Task instructions: Find the string "JSON" in the data, then copy every line where it is found.

Given records:
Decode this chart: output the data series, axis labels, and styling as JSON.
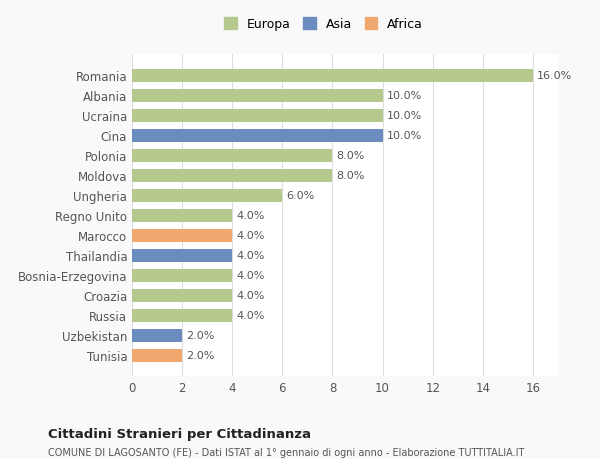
{
  "categories": [
    "Romania",
    "Albania",
    "Ucraina",
    "Cina",
    "Polonia",
    "Moldova",
    "Ungheria",
    "Regno Unito",
    "Marocco",
    "Thailandia",
    "Bosnia-Erzegovina",
    "Croazia",
    "Russia",
    "Uzbekistan",
    "Tunisia"
  ],
  "values": [
    16.0,
    10.0,
    10.0,
    10.0,
    8.0,
    8.0,
    6.0,
    4.0,
    4.0,
    4.0,
    4.0,
    4.0,
    4.0,
    2.0,
    2.0
  ],
  "continents": [
    "Europa",
    "Europa",
    "Europa",
    "Asia",
    "Europa",
    "Europa",
    "Europa",
    "Europa",
    "Africa",
    "Asia",
    "Europa",
    "Europa",
    "Europa",
    "Asia",
    "Africa"
  ],
  "continent_colors": {
    "Europa": "#b5c98e",
    "Asia": "#6b8cbf",
    "Africa": "#f0a86e"
  },
  "legend_items": [
    "Europa",
    "Asia",
    "Africa"
  ],
  "xlim": [
    0,
    17
  ],
  "xticks": [
    0,
    2,
    4,
    6,
    8,
    10,
    12,
    14,
    16
  ],
  "title_main": "Cittadini Stranieri per Cittadinanza",
  "title_sub": "COMUNE DI LAGOSANTO (FE) - Dati ISTAT al 1° gennaio di ogni anno - Elaborazione TUTTITALIA.IT",
  "bg_color": "#f9f9f9",
  "plot_bg_color": "#ffffff",
  "grid_color": "#dddddd"
}
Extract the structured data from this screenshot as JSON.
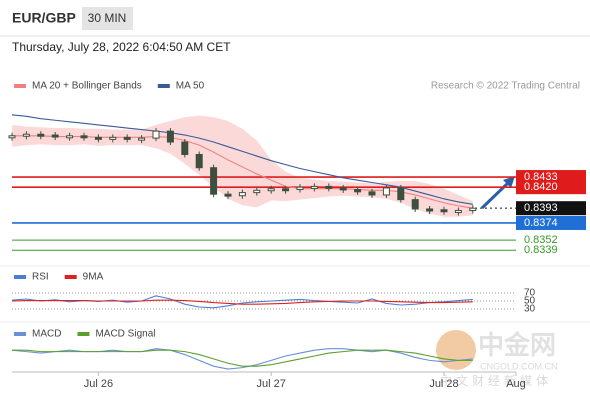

Solution to the exercise:
Decode this chart: output the data series, axis labels, and styling as JSON.
Extract the structured data from this screenshot as JSON.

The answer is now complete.